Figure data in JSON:
## Begin

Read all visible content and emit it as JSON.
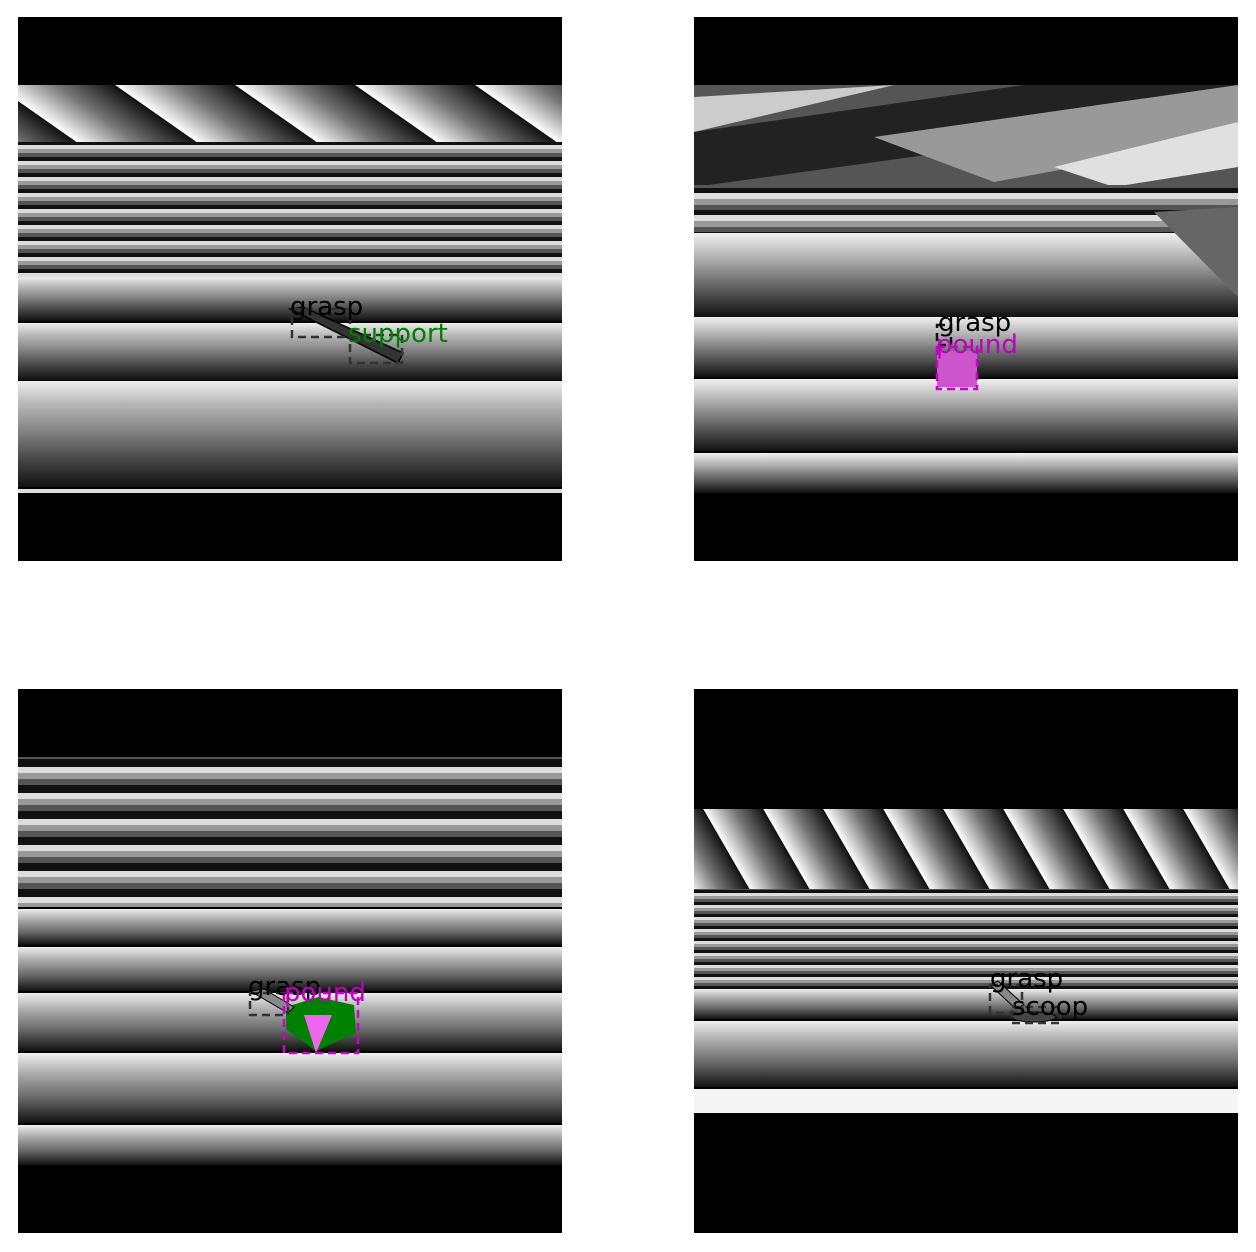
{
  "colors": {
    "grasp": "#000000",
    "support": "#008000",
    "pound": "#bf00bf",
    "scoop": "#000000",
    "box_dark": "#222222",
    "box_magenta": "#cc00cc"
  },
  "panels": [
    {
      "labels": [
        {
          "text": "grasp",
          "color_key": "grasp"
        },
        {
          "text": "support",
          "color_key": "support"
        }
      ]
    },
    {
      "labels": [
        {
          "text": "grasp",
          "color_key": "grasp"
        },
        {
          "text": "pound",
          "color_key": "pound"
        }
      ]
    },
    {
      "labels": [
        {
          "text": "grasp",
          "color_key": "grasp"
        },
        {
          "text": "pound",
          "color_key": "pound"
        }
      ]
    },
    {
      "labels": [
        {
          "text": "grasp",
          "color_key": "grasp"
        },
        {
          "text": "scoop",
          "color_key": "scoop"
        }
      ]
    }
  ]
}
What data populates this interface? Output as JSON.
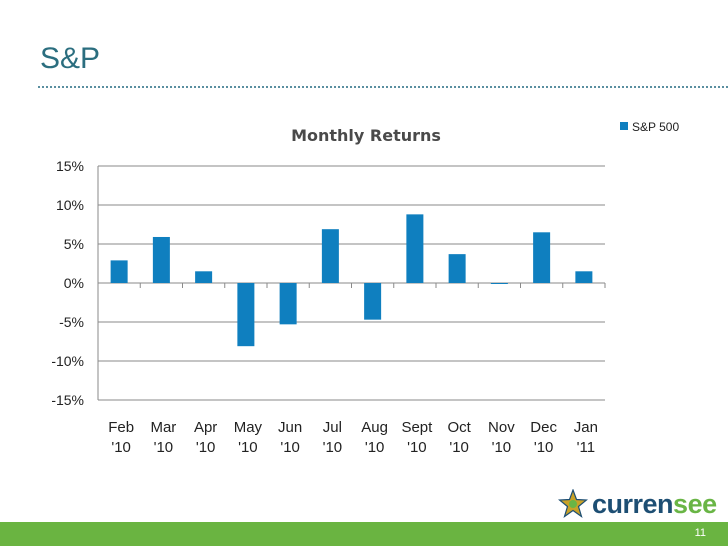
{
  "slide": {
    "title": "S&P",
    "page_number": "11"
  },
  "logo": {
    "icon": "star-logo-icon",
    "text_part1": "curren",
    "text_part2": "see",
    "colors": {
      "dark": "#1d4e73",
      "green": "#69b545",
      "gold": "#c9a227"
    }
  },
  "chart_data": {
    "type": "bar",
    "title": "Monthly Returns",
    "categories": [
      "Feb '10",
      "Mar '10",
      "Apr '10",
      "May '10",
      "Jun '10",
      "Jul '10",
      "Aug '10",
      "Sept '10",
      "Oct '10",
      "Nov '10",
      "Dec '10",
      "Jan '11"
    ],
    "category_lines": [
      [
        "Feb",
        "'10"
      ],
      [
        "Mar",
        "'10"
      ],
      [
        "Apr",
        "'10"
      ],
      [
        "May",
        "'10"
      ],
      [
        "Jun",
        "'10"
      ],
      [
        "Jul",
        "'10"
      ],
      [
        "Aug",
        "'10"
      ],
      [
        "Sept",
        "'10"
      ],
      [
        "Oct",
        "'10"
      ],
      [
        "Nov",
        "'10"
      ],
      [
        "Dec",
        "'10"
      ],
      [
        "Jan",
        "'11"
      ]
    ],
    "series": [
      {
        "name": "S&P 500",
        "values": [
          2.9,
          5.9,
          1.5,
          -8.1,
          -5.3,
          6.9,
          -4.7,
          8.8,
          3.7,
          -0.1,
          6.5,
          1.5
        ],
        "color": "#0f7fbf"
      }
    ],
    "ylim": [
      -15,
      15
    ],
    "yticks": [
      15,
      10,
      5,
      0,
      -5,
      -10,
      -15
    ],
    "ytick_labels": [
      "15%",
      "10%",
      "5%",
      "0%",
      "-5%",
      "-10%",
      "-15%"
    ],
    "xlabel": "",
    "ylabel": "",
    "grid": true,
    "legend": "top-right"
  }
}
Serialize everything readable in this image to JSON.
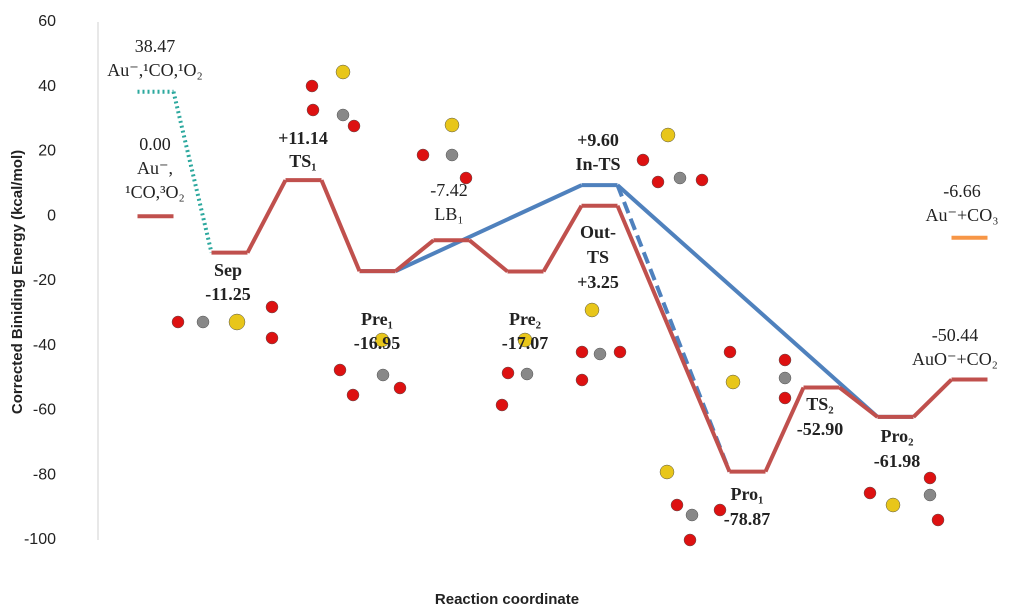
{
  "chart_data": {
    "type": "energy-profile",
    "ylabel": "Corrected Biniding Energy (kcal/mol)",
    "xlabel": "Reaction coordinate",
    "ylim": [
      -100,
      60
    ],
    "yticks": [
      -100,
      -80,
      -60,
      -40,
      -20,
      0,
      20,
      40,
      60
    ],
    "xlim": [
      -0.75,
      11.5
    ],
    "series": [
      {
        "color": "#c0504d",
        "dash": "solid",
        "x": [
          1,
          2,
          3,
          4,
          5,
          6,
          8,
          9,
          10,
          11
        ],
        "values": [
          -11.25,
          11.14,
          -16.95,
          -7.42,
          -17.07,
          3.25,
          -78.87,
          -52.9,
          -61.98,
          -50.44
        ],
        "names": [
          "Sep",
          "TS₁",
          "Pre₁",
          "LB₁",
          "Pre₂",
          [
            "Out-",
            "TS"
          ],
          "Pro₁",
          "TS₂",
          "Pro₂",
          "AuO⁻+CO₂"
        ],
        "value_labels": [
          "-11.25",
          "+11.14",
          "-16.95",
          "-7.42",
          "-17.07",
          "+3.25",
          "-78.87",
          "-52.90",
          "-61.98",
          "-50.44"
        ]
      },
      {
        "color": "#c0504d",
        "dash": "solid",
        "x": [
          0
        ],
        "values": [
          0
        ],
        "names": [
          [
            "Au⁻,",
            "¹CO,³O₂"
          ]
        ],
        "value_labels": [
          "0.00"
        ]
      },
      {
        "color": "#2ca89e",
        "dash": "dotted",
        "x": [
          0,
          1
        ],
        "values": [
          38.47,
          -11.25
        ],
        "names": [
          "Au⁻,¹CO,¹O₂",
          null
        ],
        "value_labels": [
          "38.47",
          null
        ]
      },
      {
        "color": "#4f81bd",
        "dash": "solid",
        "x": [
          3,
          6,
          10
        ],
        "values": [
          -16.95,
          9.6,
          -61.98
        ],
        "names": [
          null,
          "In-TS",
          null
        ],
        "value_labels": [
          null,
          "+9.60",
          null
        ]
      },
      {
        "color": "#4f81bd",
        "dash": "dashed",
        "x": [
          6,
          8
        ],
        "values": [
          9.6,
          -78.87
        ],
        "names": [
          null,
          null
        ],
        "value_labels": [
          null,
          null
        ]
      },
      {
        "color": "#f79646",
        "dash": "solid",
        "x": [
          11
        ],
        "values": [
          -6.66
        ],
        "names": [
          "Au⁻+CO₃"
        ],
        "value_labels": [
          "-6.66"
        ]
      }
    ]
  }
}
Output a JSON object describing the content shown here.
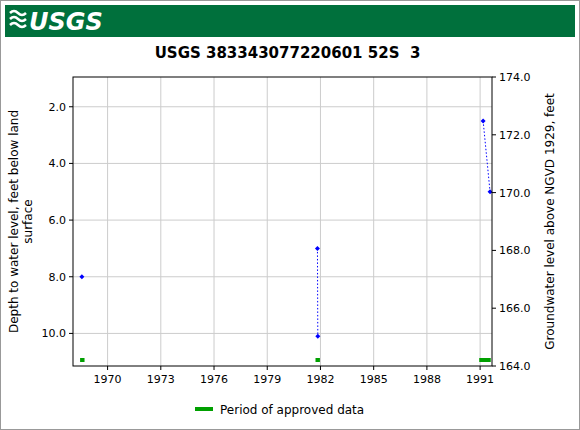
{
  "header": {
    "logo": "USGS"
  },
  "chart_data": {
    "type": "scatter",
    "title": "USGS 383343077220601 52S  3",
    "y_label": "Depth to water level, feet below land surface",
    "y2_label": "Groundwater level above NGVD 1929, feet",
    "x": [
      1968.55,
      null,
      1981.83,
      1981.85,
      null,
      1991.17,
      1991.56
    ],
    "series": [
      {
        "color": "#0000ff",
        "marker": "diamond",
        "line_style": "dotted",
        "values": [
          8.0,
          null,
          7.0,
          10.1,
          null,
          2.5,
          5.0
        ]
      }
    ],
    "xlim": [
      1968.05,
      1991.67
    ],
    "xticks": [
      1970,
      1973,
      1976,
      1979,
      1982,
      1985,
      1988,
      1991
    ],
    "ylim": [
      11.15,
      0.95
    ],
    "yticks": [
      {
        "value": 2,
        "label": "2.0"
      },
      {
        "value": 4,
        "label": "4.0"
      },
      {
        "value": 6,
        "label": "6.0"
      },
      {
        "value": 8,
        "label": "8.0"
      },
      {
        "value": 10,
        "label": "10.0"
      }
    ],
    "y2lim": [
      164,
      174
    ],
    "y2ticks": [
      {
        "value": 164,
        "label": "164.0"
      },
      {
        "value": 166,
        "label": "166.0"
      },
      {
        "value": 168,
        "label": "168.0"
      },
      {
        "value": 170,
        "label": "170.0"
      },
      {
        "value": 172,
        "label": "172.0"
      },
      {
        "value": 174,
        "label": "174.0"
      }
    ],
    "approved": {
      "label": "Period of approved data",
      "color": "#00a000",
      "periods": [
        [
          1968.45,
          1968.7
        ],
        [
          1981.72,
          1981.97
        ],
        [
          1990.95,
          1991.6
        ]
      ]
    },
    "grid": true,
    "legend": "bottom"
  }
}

## End

Task to carry out:
Output the records above exactly; leave out the pictures.

Answer to this exercise:
Read all visible content and emit it as JSON.
{
  "colors": {
    "grasp": "#000000",
    "support": "#008000",
    "pound": "#bf00bf",
    "scoop": "#000000",
    "box_dark": "#222222",
    "box_magenta": "#cc00cc"
  },
  "panels": [
    {
      "labels": [
        {
          "text": "grasp",
          "color_key": "grasp"
        },
        {
          "text": "support",
          "color_key": "support"
        }
      ]
    },
    {
      "labels": [
        {
          "text": "grasp",
          "color_key": "grasp"
        },
        {
          "text": "pound",
          "color_key": "pound"
        }
      ]
    },
    {
      "labels": [
        {
          "text": "grasp",
          "color_key": "grasp"
        },
        {
          "text": "pound",
          "color_key": "pound"
        }
      ]
    },
    {
      "labels": [
        {
          "text": "grasp",
          "color_key": "grasp"
        },
        {
          "text": "scoop",
          "color_key": "scoop"
        }
      ]
    }
  ]
}
What data populates this interface? Output as JSON.
{
  "slide": {
    "title": "S&P",
    "page_number": "11"
  },
  "logo": {
    "icon": "star-logo-icon",
    "text_part1": "curren",
    "text_part2": "see",
    "colors": {
      "dark": "#1d4e73",
      "green": "#69b545",
      "gold": "#c9a227"
    }
  },
  "chart_data": {
    "type": "bar",
    "title": "Monthly Returns",
    "categories": [
      "Feb '10",
      "Mar '10",
      "Apr '10",
      "May '10",
      "Jun '10",
      "Jul '10",
      "Aug '10",
      "Sept '10",
      "Oct '10",
      "Nov '10",
      "Dec '10",
      "Jan '11"
    ],
    "category_lines": [
      [
        "Feb",
        "'10"
      ],
      [
        "Mar",
        "'10"
      ],
      [
        "Apr",
        "'10"
      ],
      [
        "May",
        "'10"
      ],
      [
        "Jun",
        "'10"
      ],
      [
        "Jul",
        "'10"
      ],
      [
        "Aug",
        "'10"
      ],
      [
        "Sept",
        "'10"
      ],
      [
        "Oct",
        "'10"
      ],
      [
        "Nov",
        "'10"
      ],
      [
        "Dec",
        "'10"
      ],
      [
        "Jan",
        "'11"
      ]
    ],
    "series": [
      {
        "name": "S&P 500",
        "values": [
          2.9,
          5.9,
          1.5,
          -8.1,
          -5.3,
          6.9,
          -4.7,
          8.8,
          3.7,
          -0.1,
          6.5,
          1.5
        ],
        "color": "#0f7fbf"
      }
    ],
    "ylim": [
      -15,
      15
    ],
    "yticks": [
      15,
      10,
      5,
      0,
      -5,
      -10,
      -15
    ],
    "ytick_labels": [
      "15%",
      "10%",
      "5%",
      "0%",
      "-5%",
      "-10%",
      "-15%"
    ],
    "xlabel": "",
    "ylabel": "",
    "grid": true,
    "legend": "top-right"
  }
}
Serialize everything readable in this image to JSON.
{
  "chart_data": {
    "type": "energy-profile",
    "ylabel": "Corrected Biniding Energy (kcal/mol)",
    "xlabel": "Reaction coordinate",
    "ylim": [
      -100,
      60
    ],
    "yticks": [
      -100,
      -80,
      -60,
      -40,
      -20,
      0,
      20,
      40,
      60
    ],
    "xlim": [
      -0.75,
      11.5
    ],
    "series": [
      {
        "color": "#c0504d",
        "dash": "solid",
        "x": [
          1,
          2,
          3,
          4,
          5,
          6,
          8,
          9,
          10,
          11
        ],
        "values": [
          -11.25,
          11.14,
          -16.95,
          -7.42,
          -17.07,
          3.25,
          -78.87,
          -52.9,
          -61.98,
          -50.44
        ],
        "names": [
          "Sep",
          "TS₁",
          "Pre₁",
          "LB₁",
          "Pre₂",
          [
            "Out-",
            "TS"
          ],
          "Pro₁",
          "TS₂",
          "Pro₂",
          "AuO⁻+CO₂"
        ],
        "value_labels": [
          "-11.25",
          "+11.14",
          "-16.95",
          "-7.42",
          "-17.07",
          "+3.25",
          "-78.87",
          "-52.90",
          "-61.98",
          "-50.44"
        ]
      },
      {
        "color": "#c0504d",
        "dash": "solid",
        "x": [
          0
        ],
        "values": [
          0
        ],
        "names": [
          [
            "Au⁻,",
            "¹CO,³O₂"
          ]
        ],
        "value_labels": [
          "0.00"
        ]
      },
      {
        "color": "#2ca89e",
        "dash": "dotted",
        "x": [
          0,
          1
        ],
        "values": [
          38.47,
          -11.25
        ],
        "names": [
          "Au⁻,¹CO,¹O₂",
          null
        ],
        "value_labels": [
          "38.47",
          null
        ]
      },
      {
        "color": "#4f81bd",
        "dash": "solid",
        "x": [
          3,
          6,
          10
        ],
        "values": [
          -16.95,
          9.6,
          -61.98
        ],
        "names": [
          null,
          "In-TS",
          null
        ],
        "value_labels": [
          null,
          "+9.60",
          null
        ]
      },
      {
        "color": "#4f81bd",
        "dash": "dashed",
        "x": [
          6,
          8
        ],
        "values": [
          9.6,
          -78.87
        ],
        "names": [
          null,
          null
        ],
        "value_labels": [
          null,
          null
        ]
      },
      {
        "color": "#f79646",
        "dash": "solid",
        "x": [
          11
        ],
        "values": [
          -6.66
        ],
        "names": [
          "Au⁻+CO₃"
        ],
        "value_labels": [
          "-6.66"
        ]
      }
    ]
  }
}
Output a JSON object describing the content shown here.
{
  "header": {
    "logo": "USGS"
  },
  "chart_data": {
    "type": "scatter",
    "title": "USGS 383343077220601 52S  3",
    "y_label": "Depth to water level, feet below land surface",
    "y2_label": "Groundwater level above NGVD 1929, feet",
    "x": [
      1968.55,
      null,
      1981.83,
      1981.85,
      null,
      1991.17,
      1991.56
    ],
    "series": [
      {
        "color": "#0000ff",
        "marker": "diamond",
        "line_style": "dotted",
        "values": [
          8.0,
          null,
          7.0,
          10.1,
          null,
          2.5,
          5.0
        ]
      }
    ],
    "xlim": [
      1968.05,
      1991.67
    ],
    "xticks": [
      1970,
      1973,
      1976,
      1979,
      1982,
      1985,
      1988,
      1991
    ],
    "ylim": [
      11.15,
      0.95
    ],
    "yticks": [
      {
        "value": 2,
        "label": "2.0"
      },
      {
        "value": 4,
        "label": "4.0"
      },
      {
        "value": 6,
        "label": "6.0"
      },
      {
        "value": 8,
        "label": "8.0"
      },
      {
        "value": 10,
        "label": "10.0"
      }
    ],
    "y2lim": [
      164,
      174
    ],
    "y2ticks": [
      {
        "value": 164,
        "label": "164.0"
      },
      {
        "value": 166,
        "label": "166.0"
      },
      {
        "value": 168,
        "label": "168.0"
      },
      {
        "value": 170,
        "label": "170.0"
      },
      {
        "value": 172,
        "label": "172.0"
      },
      {
        "value": 174,
        "label": "174.0"
      }
    ],
    "approved": {
      "label": "Period of approved data",
      "color": "#00a000",
      "periods": [
        [
          1968.45,
          1968.7
        ],
        [
          1981.72,
          1981.97
        ],
        [
          1990.95,
          1991.6
        ]
      ]
    },
    "grid": true,
    "legend": "bottom"
  }
}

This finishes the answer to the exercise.